━━━ PAGE EXTRACT

Chris Evans is back as Rogers, who is now 95 years old but looks 30ish thanks to the deep-freeze process initiated by his S.H.I.E.L.D. overseers, led by eye-patched and anger-fueled Nick Fury (Samuel L. Jackson), whose temperament suggests he'll someday be revealed to be the real Incredible Hulk. The first "Captain America" was set in and around World War II, with Cappy and his boomerang-y shield fighting the sinister forces of Hydra. "The Winter Soldier" follows Cap into the present day, alongside Scarlett Johansson's wily S.H.I.E.L.D. operative Black Widow. Their nemesis is the Soviet supersoldier known as the Winter Soldier, who is in fact none other than … a fellow named Spoiler Alert.
There's the tiniest hint of a romance, though Black Widow is plainly too much for Rogers' emotional circuitry to handle. The new day that Rogers/Cappy must negotiate is one of rampant, escalating paranoia, never much of an aphrodisiac. Robert Redford lightens the film's load as the trusted, respected, well-tailored S.H.I.E.L.D. overseer who's mixed up in the World Security Council. America's latest secret weapons, hiding deep beneath the surface of Washington, D.C., are a trio of flying battleships armed to the teeth and able to kill "a thousand hostiles a minute," Fury mentions to a skeptical Rogers. Soon our hero is hung out to dry by his own team, and like a Redford character in a '70s thriller, he doesn't know whom to believe.
The shortlist of the trustworthy includes an Army paratrooper played by Anthony Mackie. With a pair of sleek metal wings he transforms into the Falcon. Mackie's a real asset here, and in general the cast is fully engaged, with only trace elements of sequel-itis afflicting the tenor of the storytelling. They find ways to deliver the welcome wisecrack or the leavening zinger just so, before the next round of slaughter begins.

━━━━━━
━━━ EXTRACTED ENTRIES

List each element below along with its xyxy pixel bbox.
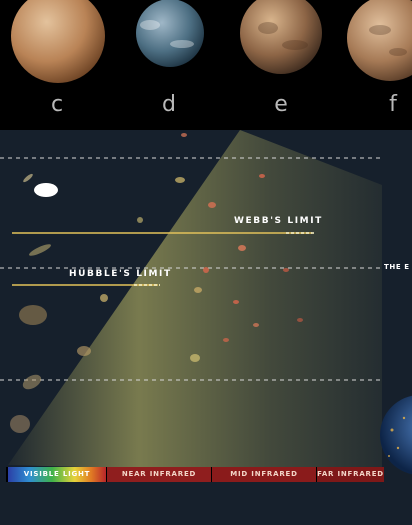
galaxy [34,183,58,197]
planet-c-label: c [50,92,64,117]
galaxy [203,267,209,273]
planet-d-label: d [162,92,176,117]
galaxy [223,338,229,342]
galaxy [100,294,108,302]
galaxy [259,174,265,178]
galaxy [175,177,185,183]
galaxy [238,245,246,251]
deep-field-diagram: WEBB'S LIMIT HUBBLE'S LIMIT THE E VISIBL… [0,130,412,525]
galaxy [194,287,202,293]
city-light [402,416,406,420]
planet-e-patch [258,22,278,34]
band-mid-infrared: MID INFRARED [212,467,316,482]
planet-f [347,0,412,81]
city-light [396,446,400,450]
planet-f-label: f [389,92,397,117]
galaxy [253,323,259,327]
galaxy [77,346,91,356]
galaxy [297,318,303,322]
hubble-limit-label: HUBBLE'S LIMIT [69,269,172,279]
galaxy [137,217,143,223]
planet-e-label: e [274,92,288,117]
galaxy [22,374,42,390]
earth [380,395,412,475]
galaxy [208,202,216,208]
galaxy [283,268,289,272]
planet-f-patch [389,48,407,56]
galaxy [10,415,30,433]
city-light [390,428,394,432]
planets-strip: c d e f [0,0,412,130]
galaxies [10,133,303,433]
galaxy [190,354,200,362]
planet-f-patch [369,25,391,35]
deep-field-svg [0,130,412,482]
webb-limit-label: WEBB'S LIMIT [234,216,323,226]
light-cone [8,130,382,475]
galaxy [19,305,47,325]
band-visible-light: VISIBLE LIGHT [8,467,106,482]
planet-d-cloud [140,20,160,30]
planet-d-cloud [170,40,194,48]
galaxy [29,244,51,256]
planet-d [136,0,204,67]
band-far-infrared: FAR INFRARED [317,467,384,482]
planet-c [11,0,105,83]
planets-svg [11,0,412,83]
galaxy [23,173,33,183]
edge-label: THE E [384,263,410,271]
galaxy [233,300,239,304]
band-near-infrared: NEAR INFRARED [107,467,211,482]
galaxy [181,133,187,137]
planet-e [240,0,322,74]
planet-e-patch [282,40,308,50]
city-light [388,455,390,457]
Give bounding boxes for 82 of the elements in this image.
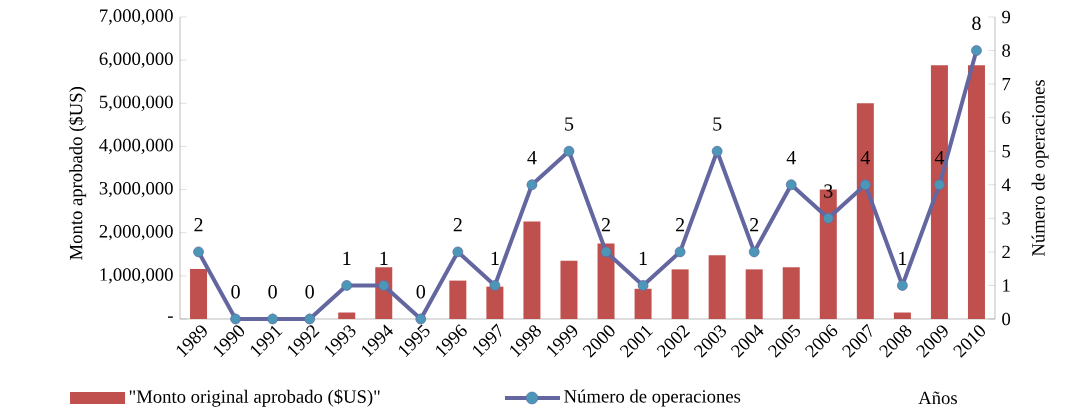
point [600, 246, 612, 258]
point [859, 179, 871, 191]
data-label: 1 [491, 251, 499, 265]
data-label: 4 [786, 151, 796, 165]
data-label: 1 [343, 251, 351, 265]
y2-tick-label: 1 [1003, 279, 1010, 292]
bar [893, 312, 911, 319]
data-label: 0 [268, 284, 277, 299]
point [785, 179, 797, 191]
point [415, 313, 427, 325]
data-label: 1 [639, 251, 647, 265]
data-label: 2 [750, 218, 759, 232]
data-label: 1 [899, 251, 907, 265]
y-tick-label: - [168, 316, 173, 318]
y2-axis-title: Número de operaciones [1031, 80, 1049, 257]
point [452, 246, 464, 258]
point [230, 313, 241, 325]
point [563, 145, 575, 157]
y-tick-label: 4,000,000 [99, 138, 173, 155]
y2-tick-label: 4 [1001, 178, 1011, 191]
point [637, 280, 649, 291]
point [897, 280, 908, 291]
bar [634, 288, 652, 319]
point [971, 45, 982, 56]
legend-label: "Monto original aprobado ($US)" [129, 389, 380, 407]
point [378, 280, 390, 291]
point [304, 313, 316, 325]
bar [523, 221, 541, 319]
bar [967, 65, 985, 319]
data-label: 0 [416, 284, 426, 299]
data-label: 0 [231, 284, 240, 299]
point [674, 246, 686, 258]
bar [930, 65, 948, 319]
data-label: 2 [675, 218, 684, 232]
bar [190, 268, 208, 319]
y2-tick-label: 2 [1002, 245, 1010, 259]
bar [449, 280, 467, 319]
y2-tick-label: 5 [1002, 145, 1011, 158]
bar [671, 269, 689, 319]
y2-tick-label: 6 [1002, 111, 1011, 124]
y2-tick-label: 9 [1002, 10, 1011, 24]
point [193, 246, 204, 258]
bar [856, 103, 874, 319]
bar [708, 255, 726, 319]
y-tick-label: 2,000,000 [99, 225, 173, 241]
data-label: 4 [527, 151, 537, 165]
bar [338, 312, 356, 319]
data-label: 2 [601, 218, 610, 232]
data-label: 8 [972, 16, 981, 30]
data-label: 4 [860, 151, 871, 165]
bar [745, 269, 763, 319]
point [341, 280, 353, 291]
y-tick-label: 1,000,000 [100, 268, 173, 284]
data-label: 2 [194, 218, 203, 232]
y-tick-label: 6,000,000 [99, 52, 173, 68]
data-label: 0 [305, 284, 314, 299]
y-tick-label: 3,000,000 [99, 181, 173, 198]
x-tick-label: 1991 [250, 325, 283, 358]
point [526, 179, 538, 191]
y2-tick-label: 0 [1002, 312, 1011, 326]
point [748, 246, 760, 258]
point [267, 313, 278, 325]
data-label: 4 [934, 151, 945, 165]
legend-label: Número de operaciones [564, 389, 741, 407]
data-label: 5 [713, 117, 722, 131]
y-tick-label: 5,000,000 [99, 95, 173, 111]
y-axis-title: Monto aprobado ($US) [68, 87, 87, 260]
point [489, 280, 501, 291]
y2-tick-label: 8 [1002, 44, 1011, 57]
point [711, 145, 723, 157]
y2-tick-label: 7 [1002, 77, 1011, 91]
y-tick-label: 7,000,000 [100, 9, 173, 25]
bar [782, 267, 800, 319]
point [822, 212, 834, 224]
data-label: 2 [453, 218, 462, 232]
data-label: 1 [380, 251, 388, 265]
point [934, 179, 945, 191]
bar [486, 286, 504, 319]
y2-tick-label: 3 [1002, 212, 1011, 225]
x-axis-title: Años [918, 391, 957, 405]
data-label: 5 [565, 117, 574, 131]
bar [560, 260, 578, 319]
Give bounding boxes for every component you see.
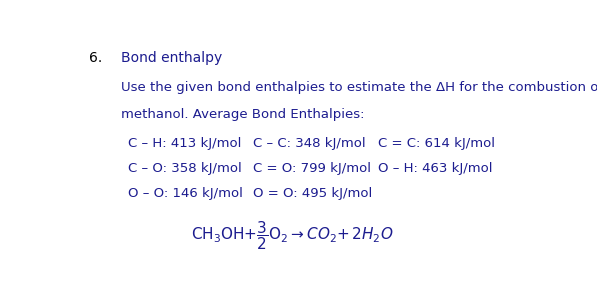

━━━━━━

• TASKS:
1. Translate this sentence from the Captain America review into Spanish: "The shortlist of the trustworthy includes an Army paratrooper played by Anthony Mackie."
2. Pick up the Captain America review after its final sentence and continue writing it.
The material has nothing to do with the text.

• TASK-BY-TASK OUTPUTS:
1. La breve lista de personas de confianza incluye a un paracaidista del Ejército interpretado por Anthony Mackie.

2.
The worldwide success of these movies is in their superheroics, of course, and in the crazy degree of overkill involved. There is no "just enough" in today's computer-generated Marvel marvels; there is only "too much." And there's a stealth element of hypocrisy in a film like "The Winter Soldier," which bemoans America's bloodthirsty, weapons-mad impulses even as it exploits all the hardware and an obscene body count for fun and profit. Something about even a good Marvel movie is starting to feel a little bit enough-already. But in "Captain America" 2 at least our own skepticism and ambivalence regarding where it's all going is mirrored by a protagonist who favors swing-era standards, even if his buddy Falcon has the excellent taste to recommend he give Marvin Gaye's "Trouble Man" a listen too.
"Captain America: The Winter Soldier" - 3 stars
MPAA rating: PG-13 (for intense sequences of violence, gunplay and action throughout)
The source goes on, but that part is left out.